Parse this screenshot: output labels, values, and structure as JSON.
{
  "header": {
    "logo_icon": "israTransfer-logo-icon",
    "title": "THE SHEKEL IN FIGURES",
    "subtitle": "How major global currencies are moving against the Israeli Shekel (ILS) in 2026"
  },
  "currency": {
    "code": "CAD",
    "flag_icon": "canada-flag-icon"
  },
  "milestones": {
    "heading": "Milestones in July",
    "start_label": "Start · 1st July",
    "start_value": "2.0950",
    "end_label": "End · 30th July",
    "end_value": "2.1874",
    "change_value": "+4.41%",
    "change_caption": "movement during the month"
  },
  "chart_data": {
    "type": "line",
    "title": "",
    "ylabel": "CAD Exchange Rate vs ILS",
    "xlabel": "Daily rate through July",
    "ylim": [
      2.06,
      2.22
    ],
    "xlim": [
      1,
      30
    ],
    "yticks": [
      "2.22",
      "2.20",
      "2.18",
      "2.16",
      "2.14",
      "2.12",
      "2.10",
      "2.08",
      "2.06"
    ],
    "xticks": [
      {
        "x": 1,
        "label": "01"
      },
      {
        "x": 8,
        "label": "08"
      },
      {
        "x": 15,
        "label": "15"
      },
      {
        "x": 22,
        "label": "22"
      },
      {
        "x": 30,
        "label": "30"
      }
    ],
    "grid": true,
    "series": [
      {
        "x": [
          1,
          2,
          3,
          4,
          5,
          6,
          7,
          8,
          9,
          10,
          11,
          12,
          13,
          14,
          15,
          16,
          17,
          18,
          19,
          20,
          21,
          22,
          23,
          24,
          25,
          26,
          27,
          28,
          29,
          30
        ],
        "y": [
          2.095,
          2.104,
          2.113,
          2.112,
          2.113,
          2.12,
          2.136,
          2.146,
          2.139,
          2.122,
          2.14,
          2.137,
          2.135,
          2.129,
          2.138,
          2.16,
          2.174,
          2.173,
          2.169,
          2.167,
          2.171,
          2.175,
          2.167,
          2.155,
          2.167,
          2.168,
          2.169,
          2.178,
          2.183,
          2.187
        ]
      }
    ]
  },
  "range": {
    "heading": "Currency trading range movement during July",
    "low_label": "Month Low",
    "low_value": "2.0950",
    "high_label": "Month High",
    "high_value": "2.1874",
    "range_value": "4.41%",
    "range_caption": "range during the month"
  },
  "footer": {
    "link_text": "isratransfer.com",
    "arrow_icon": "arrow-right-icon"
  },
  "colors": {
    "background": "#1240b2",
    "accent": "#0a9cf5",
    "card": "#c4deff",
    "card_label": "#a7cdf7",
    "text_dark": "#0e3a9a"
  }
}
--*--
YOUR GOAL: Report the number of lines that contain "movement", with no other words.

THE RESULT: 2